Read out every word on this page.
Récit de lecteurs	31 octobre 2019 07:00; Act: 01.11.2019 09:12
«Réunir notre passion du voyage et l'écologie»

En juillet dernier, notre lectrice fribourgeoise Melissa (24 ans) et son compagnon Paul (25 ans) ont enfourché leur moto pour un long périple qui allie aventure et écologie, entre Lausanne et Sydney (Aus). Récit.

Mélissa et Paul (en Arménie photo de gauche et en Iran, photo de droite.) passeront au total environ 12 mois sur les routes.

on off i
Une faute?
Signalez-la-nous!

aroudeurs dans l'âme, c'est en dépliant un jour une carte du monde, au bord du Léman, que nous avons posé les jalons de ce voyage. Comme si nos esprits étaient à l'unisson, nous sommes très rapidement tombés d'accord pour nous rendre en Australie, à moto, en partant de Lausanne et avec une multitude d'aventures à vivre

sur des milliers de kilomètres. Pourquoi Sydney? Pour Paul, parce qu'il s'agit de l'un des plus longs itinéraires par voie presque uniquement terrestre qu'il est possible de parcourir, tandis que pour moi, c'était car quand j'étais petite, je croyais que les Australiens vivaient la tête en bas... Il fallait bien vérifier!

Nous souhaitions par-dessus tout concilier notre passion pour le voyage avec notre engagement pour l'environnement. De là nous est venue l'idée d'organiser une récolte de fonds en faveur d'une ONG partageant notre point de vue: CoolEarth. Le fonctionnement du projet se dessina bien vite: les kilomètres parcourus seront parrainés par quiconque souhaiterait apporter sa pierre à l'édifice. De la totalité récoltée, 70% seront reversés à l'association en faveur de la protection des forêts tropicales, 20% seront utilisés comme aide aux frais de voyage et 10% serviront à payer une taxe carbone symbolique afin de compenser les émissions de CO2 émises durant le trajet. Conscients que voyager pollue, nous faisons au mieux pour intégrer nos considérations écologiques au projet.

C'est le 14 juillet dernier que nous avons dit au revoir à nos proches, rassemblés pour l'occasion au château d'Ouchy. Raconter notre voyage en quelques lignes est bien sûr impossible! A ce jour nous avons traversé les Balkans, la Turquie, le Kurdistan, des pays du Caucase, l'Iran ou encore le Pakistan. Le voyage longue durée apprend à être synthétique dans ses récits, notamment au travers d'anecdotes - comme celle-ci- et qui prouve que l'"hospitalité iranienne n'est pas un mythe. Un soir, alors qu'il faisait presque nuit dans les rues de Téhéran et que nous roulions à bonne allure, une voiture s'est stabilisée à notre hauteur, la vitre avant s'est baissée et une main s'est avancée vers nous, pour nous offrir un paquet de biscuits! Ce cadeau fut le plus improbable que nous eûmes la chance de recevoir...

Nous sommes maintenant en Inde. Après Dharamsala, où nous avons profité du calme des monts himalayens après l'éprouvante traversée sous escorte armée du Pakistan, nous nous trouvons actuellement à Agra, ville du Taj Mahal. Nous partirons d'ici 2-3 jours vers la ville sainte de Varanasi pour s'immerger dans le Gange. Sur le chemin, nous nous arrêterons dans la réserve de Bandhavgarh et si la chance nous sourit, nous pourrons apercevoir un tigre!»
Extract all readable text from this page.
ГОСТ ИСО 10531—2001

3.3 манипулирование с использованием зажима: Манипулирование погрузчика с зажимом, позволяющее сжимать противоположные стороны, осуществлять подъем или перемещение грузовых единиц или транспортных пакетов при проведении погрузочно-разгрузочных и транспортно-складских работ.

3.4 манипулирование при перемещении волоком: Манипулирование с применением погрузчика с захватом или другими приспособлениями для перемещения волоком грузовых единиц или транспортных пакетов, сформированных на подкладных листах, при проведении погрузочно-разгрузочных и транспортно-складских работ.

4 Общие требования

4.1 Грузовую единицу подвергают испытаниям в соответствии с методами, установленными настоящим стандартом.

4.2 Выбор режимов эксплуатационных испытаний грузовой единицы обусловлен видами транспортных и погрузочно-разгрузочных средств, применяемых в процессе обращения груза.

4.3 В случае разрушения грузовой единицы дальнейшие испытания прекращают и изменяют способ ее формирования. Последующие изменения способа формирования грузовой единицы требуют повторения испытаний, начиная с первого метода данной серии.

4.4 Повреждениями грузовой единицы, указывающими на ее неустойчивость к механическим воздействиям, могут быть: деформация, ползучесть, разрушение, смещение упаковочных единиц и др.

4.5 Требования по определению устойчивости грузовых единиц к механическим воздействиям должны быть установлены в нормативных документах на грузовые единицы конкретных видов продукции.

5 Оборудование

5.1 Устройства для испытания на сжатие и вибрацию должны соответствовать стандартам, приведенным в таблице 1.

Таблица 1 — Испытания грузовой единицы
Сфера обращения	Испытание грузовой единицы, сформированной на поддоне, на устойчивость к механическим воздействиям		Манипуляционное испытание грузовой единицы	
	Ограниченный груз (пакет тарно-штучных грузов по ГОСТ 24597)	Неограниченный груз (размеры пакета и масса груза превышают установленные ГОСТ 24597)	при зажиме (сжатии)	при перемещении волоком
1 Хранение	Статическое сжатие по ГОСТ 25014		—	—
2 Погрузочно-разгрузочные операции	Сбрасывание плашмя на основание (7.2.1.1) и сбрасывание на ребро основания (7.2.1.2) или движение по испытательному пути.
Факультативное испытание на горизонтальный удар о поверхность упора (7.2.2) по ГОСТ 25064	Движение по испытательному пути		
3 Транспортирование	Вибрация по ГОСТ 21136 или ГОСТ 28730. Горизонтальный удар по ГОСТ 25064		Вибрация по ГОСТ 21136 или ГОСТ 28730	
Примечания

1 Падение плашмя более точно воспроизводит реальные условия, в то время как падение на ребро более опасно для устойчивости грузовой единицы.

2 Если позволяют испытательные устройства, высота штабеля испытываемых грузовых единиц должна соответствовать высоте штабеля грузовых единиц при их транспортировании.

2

---

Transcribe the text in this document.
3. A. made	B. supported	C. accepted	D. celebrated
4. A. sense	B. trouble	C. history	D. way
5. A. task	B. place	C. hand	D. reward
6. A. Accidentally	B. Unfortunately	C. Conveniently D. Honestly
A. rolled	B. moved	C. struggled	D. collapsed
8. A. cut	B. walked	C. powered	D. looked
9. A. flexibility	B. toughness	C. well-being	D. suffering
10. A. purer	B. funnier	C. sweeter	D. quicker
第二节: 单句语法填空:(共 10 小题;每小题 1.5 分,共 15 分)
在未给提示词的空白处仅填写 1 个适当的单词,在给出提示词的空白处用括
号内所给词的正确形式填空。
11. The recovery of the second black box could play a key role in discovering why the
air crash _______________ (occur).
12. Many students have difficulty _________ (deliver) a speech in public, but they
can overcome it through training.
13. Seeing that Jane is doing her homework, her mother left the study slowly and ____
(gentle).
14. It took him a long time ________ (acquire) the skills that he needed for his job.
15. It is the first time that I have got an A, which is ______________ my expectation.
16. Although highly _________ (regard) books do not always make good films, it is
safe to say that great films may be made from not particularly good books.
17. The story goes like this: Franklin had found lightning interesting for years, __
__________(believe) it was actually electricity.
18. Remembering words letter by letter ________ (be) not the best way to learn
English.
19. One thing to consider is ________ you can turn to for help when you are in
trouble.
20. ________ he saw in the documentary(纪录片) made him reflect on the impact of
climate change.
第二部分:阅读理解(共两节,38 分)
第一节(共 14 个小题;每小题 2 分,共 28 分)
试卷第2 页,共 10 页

## Problem description
Return all lines containing "перемещении".

## Full response
3.4 манипулирование при перемещении волоком: Манипулирование с применением погрузчика с захватом или другими приспособлениями для перемещения волоком грузовых единиц или транспортных пакетов, сформированных на подкладных листах, при проведении погрузочно-разгрузочных и транспортно-складских работ.
	Ограниченный груз (пакет тарно-штучных грузов по ГОСТ 24597)	Неограниченный груз (размеры пакета и масса груза превышают установленные ГОСТ 24597)	при зажиме (сжатии)	при перемещении волоком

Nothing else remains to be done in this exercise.